::: Extracted entries :::
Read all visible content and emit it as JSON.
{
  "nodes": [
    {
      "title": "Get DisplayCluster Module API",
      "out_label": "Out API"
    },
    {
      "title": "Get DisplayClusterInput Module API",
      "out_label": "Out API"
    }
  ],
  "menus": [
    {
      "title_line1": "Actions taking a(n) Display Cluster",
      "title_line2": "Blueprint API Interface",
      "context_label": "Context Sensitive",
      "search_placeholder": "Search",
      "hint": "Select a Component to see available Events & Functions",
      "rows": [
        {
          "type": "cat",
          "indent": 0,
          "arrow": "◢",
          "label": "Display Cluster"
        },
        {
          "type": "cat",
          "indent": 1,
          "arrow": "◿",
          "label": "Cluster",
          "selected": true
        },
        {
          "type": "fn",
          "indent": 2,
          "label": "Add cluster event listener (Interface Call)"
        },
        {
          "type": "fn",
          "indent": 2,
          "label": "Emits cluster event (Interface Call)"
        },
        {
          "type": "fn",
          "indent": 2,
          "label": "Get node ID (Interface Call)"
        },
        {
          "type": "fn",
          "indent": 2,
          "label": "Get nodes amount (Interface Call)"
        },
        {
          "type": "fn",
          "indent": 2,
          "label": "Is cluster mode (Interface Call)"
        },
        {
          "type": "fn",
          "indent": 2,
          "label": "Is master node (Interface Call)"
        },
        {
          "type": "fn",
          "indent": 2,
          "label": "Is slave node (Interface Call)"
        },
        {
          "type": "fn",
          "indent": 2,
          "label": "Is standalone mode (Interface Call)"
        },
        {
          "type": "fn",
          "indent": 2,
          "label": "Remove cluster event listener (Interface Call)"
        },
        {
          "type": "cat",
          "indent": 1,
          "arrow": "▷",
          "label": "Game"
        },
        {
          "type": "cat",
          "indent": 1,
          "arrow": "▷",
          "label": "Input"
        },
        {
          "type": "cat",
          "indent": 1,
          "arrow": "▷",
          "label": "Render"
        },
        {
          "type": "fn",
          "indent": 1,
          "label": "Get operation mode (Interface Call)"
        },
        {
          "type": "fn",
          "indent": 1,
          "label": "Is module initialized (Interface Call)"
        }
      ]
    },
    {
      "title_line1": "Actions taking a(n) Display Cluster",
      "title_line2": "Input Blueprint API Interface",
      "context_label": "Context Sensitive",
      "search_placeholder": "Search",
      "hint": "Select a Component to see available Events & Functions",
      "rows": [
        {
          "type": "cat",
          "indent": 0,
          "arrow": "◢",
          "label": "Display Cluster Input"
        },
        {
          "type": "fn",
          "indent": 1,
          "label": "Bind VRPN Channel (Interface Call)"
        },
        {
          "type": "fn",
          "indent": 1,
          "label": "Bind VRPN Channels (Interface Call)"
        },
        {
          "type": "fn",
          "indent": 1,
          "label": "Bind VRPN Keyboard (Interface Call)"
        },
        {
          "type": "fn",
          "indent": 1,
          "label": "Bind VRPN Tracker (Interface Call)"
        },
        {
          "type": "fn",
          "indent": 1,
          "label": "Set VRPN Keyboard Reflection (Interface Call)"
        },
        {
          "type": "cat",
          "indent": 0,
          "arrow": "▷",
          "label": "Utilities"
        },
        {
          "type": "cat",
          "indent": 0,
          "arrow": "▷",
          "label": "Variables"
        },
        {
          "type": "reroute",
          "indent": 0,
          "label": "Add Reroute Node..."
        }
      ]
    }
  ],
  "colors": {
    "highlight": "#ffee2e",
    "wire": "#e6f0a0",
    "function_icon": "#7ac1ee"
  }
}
:::
[The request] Please quote the data above in full, with no line missing.

[Result of the exercise]
Read all visible content and emit it as JSON.
{
  "nodes": [
    {
      "title": "Get DisplayCluster Module API",
      "out_label": "Out API"
    },
    {
      "title": "Get DisplayClusterInput Module API",
      "out_label": "Out API"
    }
  ],
  "menus": [
    {
      "title_line1": "Actions taking a(n) Display Cluster",
      "title_line2": "Blueprint API Interface",
      "context_label": "Context Sensitive",
      "search_placeholder": "Search",
      "hint": "Select a Component to see available Events & Functions",
      "rows": [
        {
          "type": "cat",
          "indent": 0,
          "arrow": "◢",
          "label": "Display Cluster"
        },
        {
          "type": "cat",
          "indent": 1,
          "arrow": "◿",
          "label": "Cluster",
          "selected": true
        },
        {
          "type": "fn",
          "indent": 2,
          "label": "Add cluster event listener (Interface Call)"
        },
        {
          "type": "fn",
          "indent": 2,
          "label": "Emits cluster event (Interface Call)"
        },
        {
          "type": "fn",
          "indent": 2,
          "label": "Get node ID (Interface Call)"
        },
        {
          "type": "fn",
          "indent": 2,
          "label": "Get nodes amount (Interface Call)"
        },
        {
          "type": "fn",
          "indent": 2,
          "label": "Is cluster mode (Interface Call)"
        },
        {
          "type": "fn",
          "indent": 2,
          "label": "Is master node (Interface Call)"
        },
        {
          "type": "fn",
          "indent": 2,
          "label": "Is slave node (Interface Call)"
        },
        {
          "type": "fn",
          "indent": 2,
          "label": "Is standalone mode (Interface Call)"
        },
        {
          "type": "fn",
          "indent": 2,
          "label": "Remove cluster event listener (Interface Call)"
        },
        {
          "type": "cat",
          "indent": 1,
          "arrow": "▷",
          "label": "Game"
        },
        {
          "type": "cat",
          "indent": 1,
          "arrow": "▷",
          "label": "Input"
        },
        {
          "type": "cat",
          "indent": 1,
          "arrow": "▷",
          "label": "Render"
        },
        {
          "type": "fn",
          "indent": 1,
          "label": "Get operation mode (Interface Call)"
        },
        {
          "type": "fn",
          "indent": 1,
          "label": "Is module initialized (Interface Call)"
        }
      ]
    },
    {
      "title_line1": "Actions taking a(n) Display Cluster",
      "title_line2": "Input Blueprint API Interface",
      "context_label": "Context Sensitive",
      "search_placeholder": "Search",
      "hint": "Select a Component to see available Events & Functions",
      "rows": [
        {
          "type": "cat",
          "indent": 0,
          "arrow": "◢",
          "label": "Display Cluster Input"
        },
        {
          "type": "fn",
          "indent": 1,
          "label": "Bind VRPN Channel (Interface Call)"
        },
        {
          "type": "fn",
          "indent": 1,
          "label": "Bind VRPN Channels (Interface Call)"
        },
        {
          "type": "fn",
          "indent": 1,
          "label": "Bind VRPN Keyboard (Interface Call)"
        },
        {
          "type": "fn",
          "indent": 1,
          "label": "Bind VRPN Tracker (Interface Call)"
        },
        {
          "type": "fn",
          "indent": 1,
          "label": "Set VRPN Keyboard Reflection (Interface Call)"
        },
        {
          "type": "cat",
          "indent": 0,
          "arrow": "▷",
          "label": "Utilities"
        },
        {
          "type": "cat",
          "indent": 0,
          "arrow": "▷",
          "label": "Variables"
        },
        {
          "type": "reroute",
          "indent": 0,
          "label": "Add Reroute Node..."
        }
      ]
    }
  ],
  "colors": {
    "highlight": "#ffee2e",
    "wire": "#e6f0a0",
    "function_icon": "#7ac1ee"
  }
}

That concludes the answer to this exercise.